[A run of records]
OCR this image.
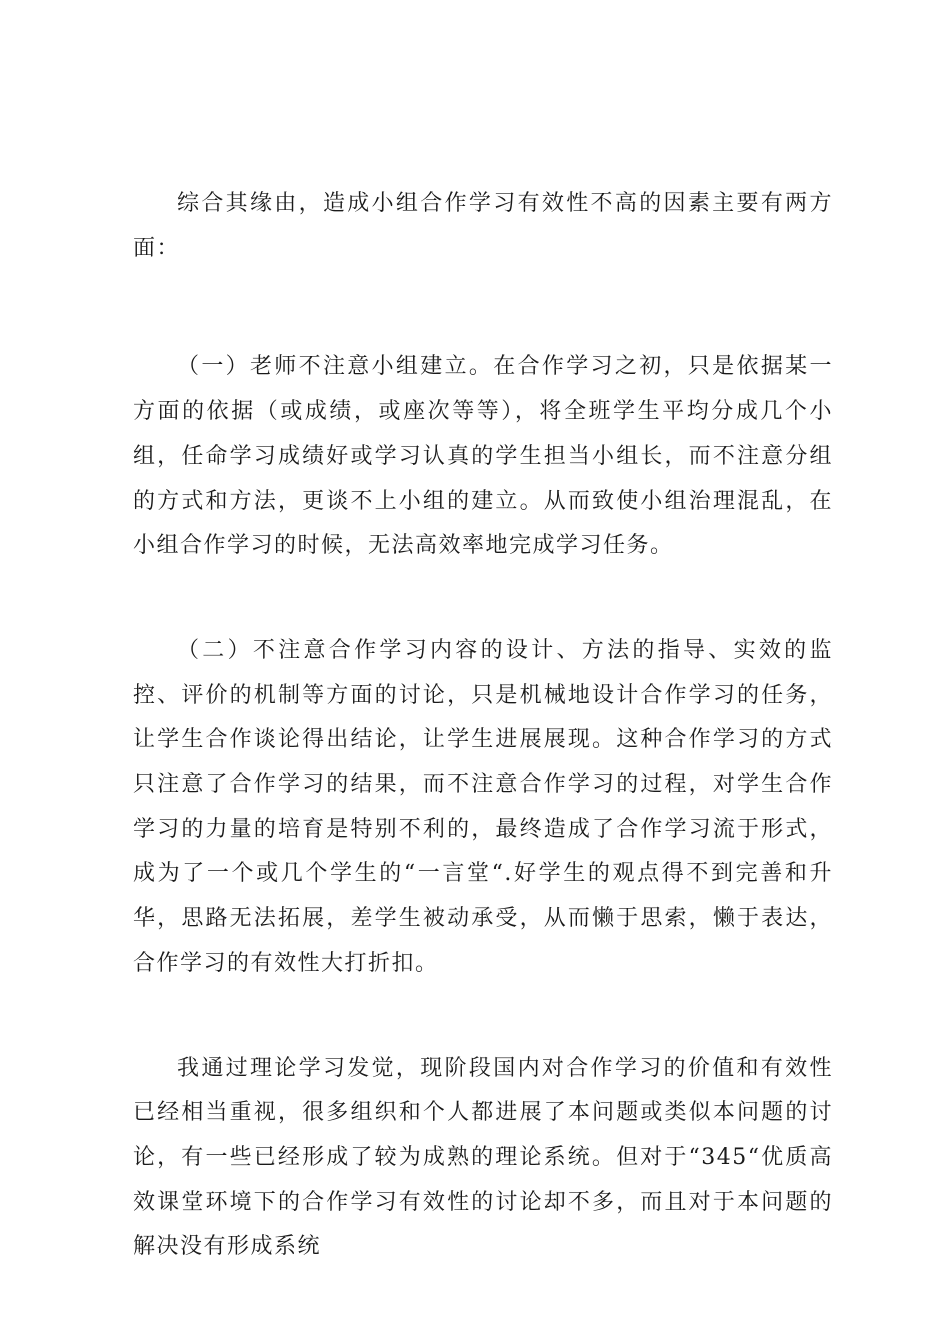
综合其缘由，造成小组合作学习有效性不高的因素主要有两方面：

（一）老师不注意小组建立。在合作学习之初，只是依据某一方面的依据（或成绩，或座次等等），将全班学生平均分成几个小组，任命学习成绩好或学习认真的学生担当小组长，而不注意分组的方式和方法，更谈不上小组的建立。从而致使小组治理混乱，在小组合作学习的时候，无法高效率地完成学习任务。

（二）不注意合作学习内容的设计、方法的指导、实效的监控、评价的机制等方面的讨论，只是机械地设计合作学习的任务，让学生合作谈论得出结论，让学生进展展现。这种合作学习的方式只注意了合作学习的结果，而不注意合作学习的过程，对学生合作学习的力量的培育是特别不利的，最终造成了合作学习流于形式，成为了一个或几个学生的“一言堂“.好学生的观点得不到完善和升华，思路无法拓展，差学生被动承受，从而懒于思索，懒于表达，合作学习的有效性大打折扣。

我通过理论学习发觉，现阶段国内对合作学习的价值和有效性已经相当重视，很多组织和个人都进展了本问题或类似本问题的讨论，有一些已经形成了较为成熟的理论系统。但对于“345“优质高效课堂环境下的合作学习有效性的讨论却不多，而且对于本问题的解决没有形成系统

Aim
Write out all the entries again, word for word, and print no images.

Response to this task
OCR this image.
综合其缘由，造成小组合作学习有效性不高的因素主要有两方面：

（一）老师不注意小组建立。在合作学习之初，只是依据某一方面的依据（或成绩，或座次等等），将全班学生平均分成几个小组，任命学习成绩好或学习认真的学生担当小组长，而不注意分组的方式和方法，更谈不上小组的建立。从而致使小组治理混乱，在小组合作学习的时候，无法高效率地完成学习任务。

（二）不注意合作学习内容的设计、方法的指导、实效的监控、评价的机制等方面的讨论，只是机械地设计合作学习的任务，让学生合作谈论得出结论，让学生进展展现。这种合作学习的方式只注意了合作学习的结果，而不注意合作学习的过程，对学生合作学习的力量的培育是特别不利的，最终造成了合作学习流于形式，成为了一个或几个学生的“一言堂“.好学生的观点得不到完善和升华，思路无法拓展，差学生被动承受，从而懒于思索，懒于表达，合作学习的有效性大打折扣。

我通过理论学习发觉，现阶段国内对合作学习的价值和有效性已经相当重视，很多组织和个人都进展了本问题或类似本问题的讨论，有一些已经形成了较为成熟的理论系统。但对于“345“优质高效课堂环境下的合作学习有效性的讨论却不多，而且对于本问题的解决没有形成系统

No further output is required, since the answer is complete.